**The exercise**
Copy out all the records, word for word.

START Supplied information

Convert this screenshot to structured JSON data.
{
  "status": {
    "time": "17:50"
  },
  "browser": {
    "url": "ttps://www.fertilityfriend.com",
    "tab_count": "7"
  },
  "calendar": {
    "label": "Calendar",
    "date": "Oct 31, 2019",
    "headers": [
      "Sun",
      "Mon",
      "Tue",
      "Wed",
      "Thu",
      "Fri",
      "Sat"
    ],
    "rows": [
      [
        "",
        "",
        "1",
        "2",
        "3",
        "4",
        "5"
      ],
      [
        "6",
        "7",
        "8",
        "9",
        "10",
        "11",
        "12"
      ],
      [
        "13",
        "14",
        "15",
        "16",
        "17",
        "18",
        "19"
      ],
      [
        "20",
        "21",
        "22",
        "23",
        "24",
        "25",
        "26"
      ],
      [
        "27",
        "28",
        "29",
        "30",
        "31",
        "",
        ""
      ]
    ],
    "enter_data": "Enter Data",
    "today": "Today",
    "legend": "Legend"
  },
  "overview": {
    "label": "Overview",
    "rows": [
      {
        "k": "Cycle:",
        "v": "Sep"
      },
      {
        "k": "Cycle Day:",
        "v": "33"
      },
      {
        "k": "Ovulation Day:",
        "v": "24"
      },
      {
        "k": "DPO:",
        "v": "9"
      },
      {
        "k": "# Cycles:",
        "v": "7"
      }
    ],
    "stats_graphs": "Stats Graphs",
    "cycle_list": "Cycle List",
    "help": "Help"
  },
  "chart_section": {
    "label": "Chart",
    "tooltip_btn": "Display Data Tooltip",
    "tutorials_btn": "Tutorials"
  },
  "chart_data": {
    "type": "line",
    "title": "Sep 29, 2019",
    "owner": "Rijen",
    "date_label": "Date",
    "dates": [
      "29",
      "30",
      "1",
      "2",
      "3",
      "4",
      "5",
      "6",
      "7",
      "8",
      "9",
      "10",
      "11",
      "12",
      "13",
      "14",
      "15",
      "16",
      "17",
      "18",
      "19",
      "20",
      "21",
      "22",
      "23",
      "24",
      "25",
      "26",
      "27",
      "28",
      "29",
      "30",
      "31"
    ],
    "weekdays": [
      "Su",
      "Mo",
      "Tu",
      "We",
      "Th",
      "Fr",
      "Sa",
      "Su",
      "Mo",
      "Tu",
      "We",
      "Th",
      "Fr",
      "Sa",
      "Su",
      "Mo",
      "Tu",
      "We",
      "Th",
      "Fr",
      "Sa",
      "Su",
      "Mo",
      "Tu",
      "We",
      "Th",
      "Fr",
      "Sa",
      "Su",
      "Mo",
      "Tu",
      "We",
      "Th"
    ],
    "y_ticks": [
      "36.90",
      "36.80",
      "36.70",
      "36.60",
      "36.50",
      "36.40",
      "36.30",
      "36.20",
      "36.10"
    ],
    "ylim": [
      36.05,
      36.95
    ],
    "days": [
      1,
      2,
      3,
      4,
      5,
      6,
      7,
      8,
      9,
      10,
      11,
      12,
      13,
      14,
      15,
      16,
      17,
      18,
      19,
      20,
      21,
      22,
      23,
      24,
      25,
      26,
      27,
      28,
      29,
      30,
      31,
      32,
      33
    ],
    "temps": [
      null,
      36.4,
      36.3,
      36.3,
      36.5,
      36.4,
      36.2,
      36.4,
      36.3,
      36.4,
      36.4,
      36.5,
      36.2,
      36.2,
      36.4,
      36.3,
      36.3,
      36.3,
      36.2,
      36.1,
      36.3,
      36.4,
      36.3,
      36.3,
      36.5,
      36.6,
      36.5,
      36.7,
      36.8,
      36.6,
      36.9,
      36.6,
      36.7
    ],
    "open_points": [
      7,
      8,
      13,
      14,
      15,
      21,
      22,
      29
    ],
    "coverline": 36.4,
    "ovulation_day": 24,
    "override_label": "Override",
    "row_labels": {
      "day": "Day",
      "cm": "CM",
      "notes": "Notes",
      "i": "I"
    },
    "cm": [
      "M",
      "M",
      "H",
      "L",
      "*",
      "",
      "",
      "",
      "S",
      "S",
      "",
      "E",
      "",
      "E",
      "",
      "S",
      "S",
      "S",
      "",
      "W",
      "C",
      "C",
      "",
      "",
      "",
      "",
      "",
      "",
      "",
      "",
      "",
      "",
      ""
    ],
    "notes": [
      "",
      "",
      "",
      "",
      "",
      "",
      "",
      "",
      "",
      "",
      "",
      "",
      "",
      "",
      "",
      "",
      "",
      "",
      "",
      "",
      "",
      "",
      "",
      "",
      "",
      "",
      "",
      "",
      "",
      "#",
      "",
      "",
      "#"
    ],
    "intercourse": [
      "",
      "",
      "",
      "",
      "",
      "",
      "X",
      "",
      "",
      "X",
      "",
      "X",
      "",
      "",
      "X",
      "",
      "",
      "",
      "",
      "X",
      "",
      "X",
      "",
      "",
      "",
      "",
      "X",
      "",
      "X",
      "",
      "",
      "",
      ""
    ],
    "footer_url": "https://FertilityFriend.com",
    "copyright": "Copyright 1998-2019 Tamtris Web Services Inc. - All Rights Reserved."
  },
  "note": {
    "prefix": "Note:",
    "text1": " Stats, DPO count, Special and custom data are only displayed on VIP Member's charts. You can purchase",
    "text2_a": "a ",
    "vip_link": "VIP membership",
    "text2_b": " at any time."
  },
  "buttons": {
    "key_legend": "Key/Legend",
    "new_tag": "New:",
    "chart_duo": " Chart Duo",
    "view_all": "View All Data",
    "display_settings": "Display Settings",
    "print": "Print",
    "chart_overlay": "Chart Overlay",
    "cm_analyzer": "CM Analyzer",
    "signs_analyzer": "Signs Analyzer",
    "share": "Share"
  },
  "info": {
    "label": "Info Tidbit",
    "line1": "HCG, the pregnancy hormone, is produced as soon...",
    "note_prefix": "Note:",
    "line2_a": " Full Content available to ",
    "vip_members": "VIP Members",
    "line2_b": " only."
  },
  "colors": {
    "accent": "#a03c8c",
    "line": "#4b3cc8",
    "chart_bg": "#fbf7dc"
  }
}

END Supplied information

**Task response**
Convert this screenshot to structured JSON data.
{
  "status": {
    "time": "17:50"
  },
  "browser": {
    "url": "ttps://www.fertilityfriend.com",
    "tab_count": "7"
  },
  "calendar": {
    "label": "Calendar",
    "date": "Oct 31, 2019",
    "headers": [
      "Sun",
      "Mon",
      "Tue",
      "Wed",
      "Thu",
      "Fri",
      "Sat"
    ],
    "rows": [
      [
        "",
        "",
        "1",
        "2",
        "3",
        "4",
        "5"
      ],
      [
        "6",
        "7",
        "8",
        "9",
        "10",
        "11",
        "12"
      ],
      [
        "13",
        "14",
        "15",
        "16",
        "17",
        "18",
        "19"
      ],
      [
        "20",
        "21",
        "22",
        "23",
        "24",
        "25",
        "26"
      ],
      [
        "27",
        "28",
        "29",
        "30",
        "31",
        "",
        ""
      ]
    ],
    "enter_data": "Enter Data",
    "today": "Today",
    "legend": "Legend"
  },
  "overview": {
    "label": "Overview",
    "rows": [
      {
        "k": "Cycle:",
        "v": "Sep"
      },
      {
        "k": "Cycle Day:",
        "v": "33"
      },
      {
        "k": "Ovulation Day:",
        "v": "24"
      },
      {
        "k": "DPO:",
        "v": "9"
      },
      {
        "k": "# Cycles:",
        "v": "7"
      }
    ],
    "stats_graphs": "Stats Graphs",
    "cycle_list": "Cycle List",
    "help": "Help"
  },
  "chart_section": {
    "label": "Chart",
    "tooltip_btn": "Display Data Tooltip",
    "tutorials_btn": "Tutorials"
  },
  "chart_data": {
    "type": "line",
    "title": "Sep 29, 2019",
    "owner": "Rijen",
    "date_label": "Date",
    "dates": [
      "29",
      "30",
      "1",
      "2",
      "3",
      "4",
      "5",
      "6",
      "7",
      "8",
      "9",
      "10",
      "11",
      "12",
      "13",
      "14",
      "15",
      "16",
      "17",
      "18",
      "19",
      "20",
      "21",
      "22",
      "23",
      "24",
      "25",
      "26",
      "27",
      "28",
      "29",
      "30",
      "31"
    ],
    "weekdays": [
      "Su",
      "Mo",
      "Tu",
      "We",
      "Th",
      "Fr",
      "Sa",
      "Su",
      "Mo",
      "Tu",
      "We",
      "Th",
      "Fr",
      "Sa",
      "Su",
      "Mo",
      "Tu",
      "We",
      "Th",
      "Fr",
      "Sa",
      "Su",
      "Mo",
      "Tu",
      "We",
      "Th",
      "Fr",
      "Sa",
      "Su",
      "Mo",
      "Tu",
      "We",
      "Th"
    ],
    "y_ticks": [
      "36.90",
      "36.80",
      "36.70",
      "36.60",
      "36.50",
      "36.40",
      "36.30",
      "36.20",
      "36.10"
    ],
    "ylim": [
      36.05,
      36.95
    ],
    "days": [
      1,
      2,
      3,
      4,
      5,
      6,
      7,
      8,
      9,
      10,
      11,
      12,
      13,
      14,
      15,
      16,
      17,
      18,
      19,
      20,
      21,
      22,
      23,
      24,
      25,
      26,
      27,
      28,
      29,
      30,
      31,
      32,
      33
    ],
    "temps": [
      null,
      36.4,
      36.3,
      36.3,
      36.5,
      36.4,
      36.2,
      36.4,
      36.3,
      36.4,
      36.4,
      36.5,
      36.2,
      36.2,
      36.4,
      36.3,
      36.3,
      36.3,
      36.2,
      36.1,
      36.3,
      36.4,
      36.3,
      36.3,
      36.5,
      36.6,
      36.5,
      36.7,
      36.8,
      36.6,
      36.9,
      36.6,
      36.7
    ],
    "open_points": [
      7,
      8,
      13,
      14,
      15,
      21,
      22,
      29
    ],
    "coverline": 36.4,
    "ovulation_day": 24,
    "override_label": "Override",
    "row_labels": {
      "day": "Day",
      "cm": "CM",
      "notes": "Notes",
      "i": "I"
    },
    "cm": [
      "M",
      "M",
      "H",
      "L",
      "*",
      "",
      "",
      "",
      "S",
      "S",
      "",
      "E",
      "",
      "E",
      "",
      "S",
      "S",
      "S",
      "",
      "W",
      "C",
      "C",
      "",
      "",
      "",
      "",
      "",
      "",
      "",
      "",
      "",
      "",
      ""
    ],
    "notes": [
      "",
      "",
      "",
      "",
      "",
      "",
      "",
      "",
      "",
      "",
      "",
      "",
      "",
      "",
      "",
      "",
      "",
      "",
      "",
      "",
      "",
      "",
      "",
      "",
      "",
      "",
      "",
      "",
      "",
      "#",
      "",
      "",
      "#"
    ],
    "intercourse": [
      "",
      "",
      "",
      "",
      "",
      "",
      "X",
      "",
      "",
      "X",
      "",
      "X",
      "",
      "",
      "X",
      "",
      "",
      "",
      "",
      "X",
      "",
      "X",
      "",
      "",
      "",
      "",
      "X",
      "",
      "X",
      "",
      "",
      "",
      ""
    ],
    "footer_url": "https://FertilityFriend.com",
    "copyright": "Copyright 1998-2019 Tamtris Web Services Inc. - All Rights Reserved."
  },
  "note": {
    "prefix": "Note:",
    "text1": " Stats, DPO count, Special and custom data are only displayed on VIP Member's charts. You can purchase",
    "text2_a": "a ",
    "vip_link": "VIP membership",
    "text2_b": " at any time."
  },
  "buttons": {
    "key_legend": "Key/Legend",
    "new_tag": "New:",
    "chart_duo": " Chart Duo",
    "view_all": "View All Data",
    "display_settings": "Display Settings",
    "print": "Print",
    "chart_overlay": "Chart Overlay",
    "cm_analyzer": "CM Analyzer",
    "signs_analyzer": "Signs Analyzer",
    "share": "Share"
  },
  "info": {
    "label": "Info Tidbit",
    "line1": "HCG, the pregnancy hormone, is produced as soon...",
    "note_prefix": "Note:",
    "line2_a": " Full Content available to ",
    "vip_members": "VIP Members",
    "line2_b": " only."
  },
  "colors": {
    "accent": "#a03c8c",
    "line": "#4b3cc8",
    "chart_bg": "#fbf7dc"
  }
}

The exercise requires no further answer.